= STATED EXERCISE =
Drop every picture and give the entries back exactly.

-- START STORED DATA --

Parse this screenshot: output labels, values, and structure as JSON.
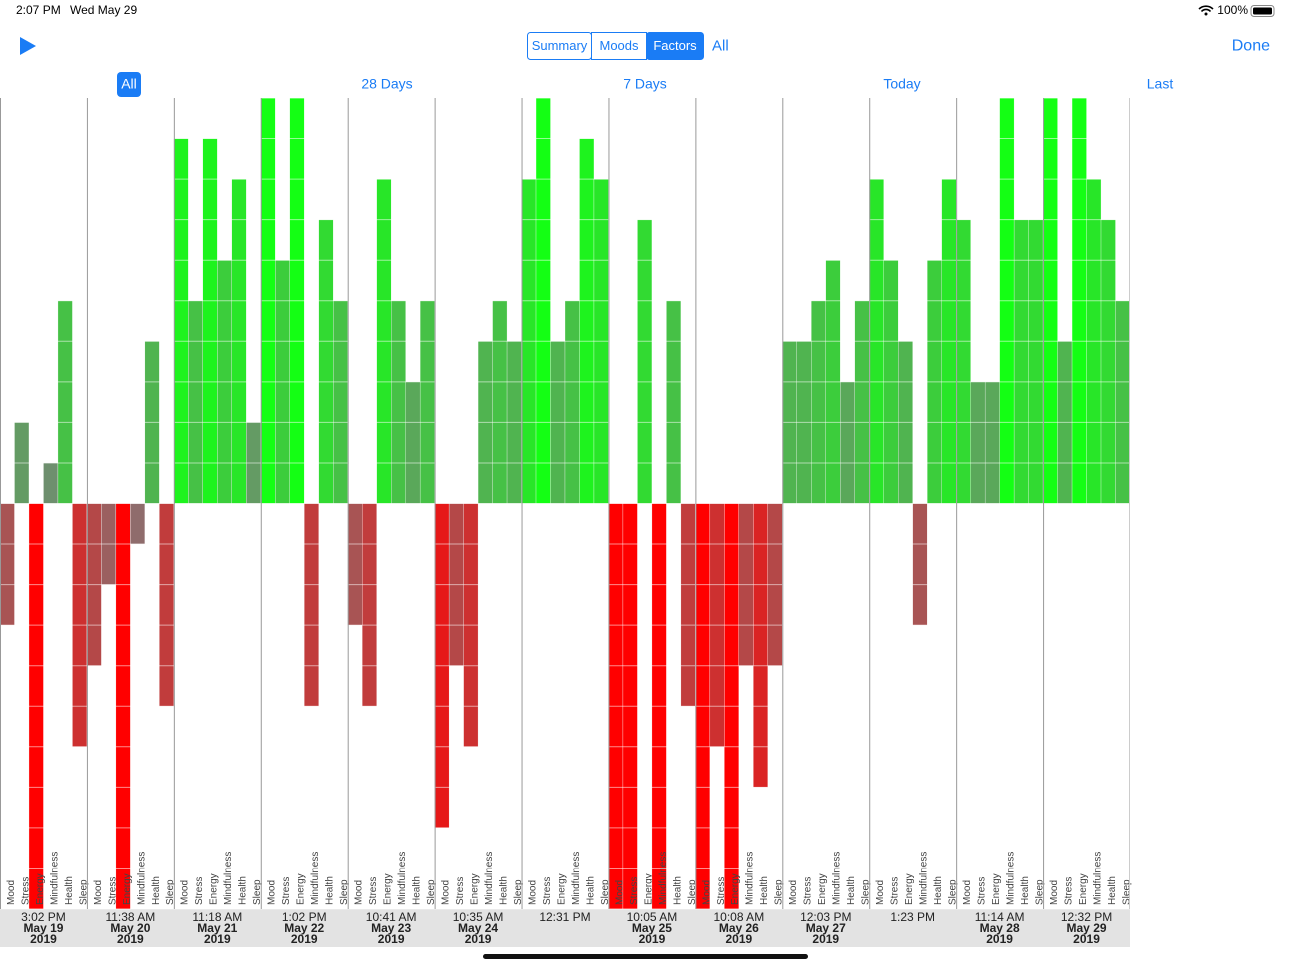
{
  "status_bar": {
    "time": "2:07 PM",
    "date": "Wed May 29",
    "battery": "100%"
  },
  "toolbar": {
    "segments": [
      "Summary",
      "Moods",
      "Factors"
    ],
    "selected_segment": 2,
    "filter": "All",
    "done": "Done"
  },
  "ranges": {
    "items": [
      "All",
      "28 Days",
      "7 Days",
      "Today",
      "Last"
    ],
    "selected": 0
  },
  "chart_data": {
    "type": "bar",
    "factors": [
      "Mood",
      "Stress",
      "Energy",
      "Mindfulness",
      "Health",
      "Sleep"
    ],
    "ylim": [
      -10,
      10
    ],
    "yticks": [
      -10,
      -9,
      -8,
      -7,
      -6,
      -5,
      -4,
      -3,
      -2,
      -1,
      0,
      1,
      2,
      3,
      4,
      5,
      6,
      7,
      8,
      9,
      10
    ],
    "entries": [
      {
        "time": "3:02 PM",
        "date": "May 19",
        "year": "2019",
        "values": [
          -3,
          2,
          -10,
          1,
          5,
          -6
        ]
      },
      {
        "time": "11:38 AM",
        "date": "May 20",
        "year": "2019",
        "values": [
          -4,
          -2,
          -10,
          -1,
          4,
          -5
        ]
      },
      {
        "time": "11:18 AM",
        "date": "May 21",
        "year": "2019",
        "values": [
          9,
          5,
          9,
          6,
          8,
          2
        ]
      },
      {
        "time": "1:02 PM",
        "date": "May 22",
        "year": "2019",
        "values": [
          10,
          6,
          10,
          -5,
          7,
          5
        ]
      },
      {
        "time": "10:41 AM",
        "date": "May 23",
        "year": "2019",
        "values": [
          -3,
          -5,
          8,
          5,
          3,
          5
        ]
      },
      {
        "time": "10:35 AM",
        "date": "May 24",
        "year": "2019",
        "values": [
          -8,
          -4,
          -6,
          4,
          5,
          4
        ]
      },
      {
        "time": "12:31 PM",
        "values": [
          8,
          10,
          4,
          5,
          9,
          8
        ]
      },
      {
        "time": "10:05 AM",
        "date": "May 25",
        "year": "2019",
        "values": [
          -10,
          -10,
          7,
          -10,
          5,
          -5
        ]
      },
      {
        "time": "10:08 AM",
        "date": "May 26",
        "year": "2019",
        "values": [
          -10,
          -6,
          -10,
          -4,
          -7,
          -4
        ]
      },
      {
        "time": "12:03 PM",
        "date": "May 27",
        "year": "2019",
        "values": [
          4,
          4,
          5,
          6,
          3,
          5
        ]
      },
      {
        "time": "1:23 PM",
        "values": [
          8,
          6,
          4,
          -3,
          6,
          8
        ]
      },
      {
        "time": "11:14 AM",
        "date": "May 28",
        "year": "2019",
        "values": [
          7,
          3,
          3,
          10,
          7,
          7
        ]
      },
      {
        "time": "12:32 PM",
        "date": "May 29",
        "year": "2019",
        "values": [
          10,
          4,
          10,
          8,
          7,
          5
        ]
      }
    ]
  }
}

-- END STORED DATA --

= EXPECTED OUTPUT =
Parse this screenshot: output labels, values, and structure as JSON.
{
  "status_bar": {
    "time": "2:07 PM",
    "date": "Wed May 29",
    "battery": "100%"
  },
  "toolbar": {
    "segments": [
      "Summary",
      "Moods",
      "Factors"
    ],
    "selected_segment": 2,
    "filter": "All",
    "done": "Done"
  },
  "ranges": {
    "items": [
      "All",
      "28 Days",
      "7 Days",
      "Today",
      "Last"
    ],
    "selected": 0
  },
  "chart_data": {
    "type": "bar",
    "factors": [
      "Mood",
      "Stress",
      "Energy",
      "Mindfulness",
      "Health",
      "Sleep"
    ],
    "ylim": [
      -10,
      10
    ],
    "yticks": [
      -10,
      -9,
      -8,
      -7,
      -6,
      -5,
      -4,
      -3,
      -2,
      -1,
      0,
      1,
      2,
      3,
      4,
      5,
      6,
      7,
      8,
      9,
      10
    ],
    "entries": [
      {
        "time": "3:02 PM",
        "date": "May 19",
        "year": "2019",
        "values": [
          -3,
          2,
          -10,
          1,
          5,
          -6
        ]
      },
      {
        "time": "11:38 AM",
        "date": "May 20",
        "year": "2019",
        "values": [
          -4,
          -2,
          -10,
          -1,
          4,
          -5
        ]
      },
      {
        "time": "11:18 AM",
        "date": "May 21",
        "year": "2019",
        "values": [
          9,
          5,
          9,
          6,
          8,
          2
        ]
      },
      {
        "time": "1:02 PM",
        "date": "May 22",
        "year": "2019",
        "values": [
          10,
          6,
          10,
          -5,
          7,
          5
        ]
      },
      {
        "time": "10:41 AM",
        "date": "May 23",
        "year": "2019",
        "values": [
          -3,
          -5,
          8,
          5,
          3,
          5
        ]
      },
      {
        "time": "10:35 AM",
        "date": "May 24",
        "year": "2019",
        "values": [
          -8,
          -4,
          -6,
          4,
          5,
          4
        ]
      },
      {
        "time": "12:31 PM",
        "values": [
          8,
          10,
          4,
          5,
          9,
          8
        ]
      },
      {
        "time": "10:05 AM",
        "date": "May 25",
        "year": "2019",
        "values": [
          -10,
          -10,
          7,
          -10,
          5,
          -5
        ]
      },
      {
        "time": "10:08 AM",
        "date": "May 26",
        "year": "2019",
        "values": [
          -10,
          -6,
          -10,
          -4,
          -7,
          -4
        ]
      },
      {
        "time": "12:03 PM",
        "date": "May 27",
        "year": "2019",
        "values": [
          4,
          4,
          5,
          6,
          3,
          5
        ]
      },
      {
        "time": "1:23 PM",
        "values": [
          8,
          6,
          4,
          -3,
          6,
          8
        ]
      },
      {
        "time": "11:14 AM",
        "date": "May 28",
        "year": "2019",
        "values": [
          7,
          3,
          3,
          10,
          7,
          7
        ]
      },
      {
        "time": "12:32 PM",
        "date": "May 29",
        "year": "2019",
        "values": [
          10,
          4,
          10,
          8,
          7,
          5
        ]
      }
    ]
  }
}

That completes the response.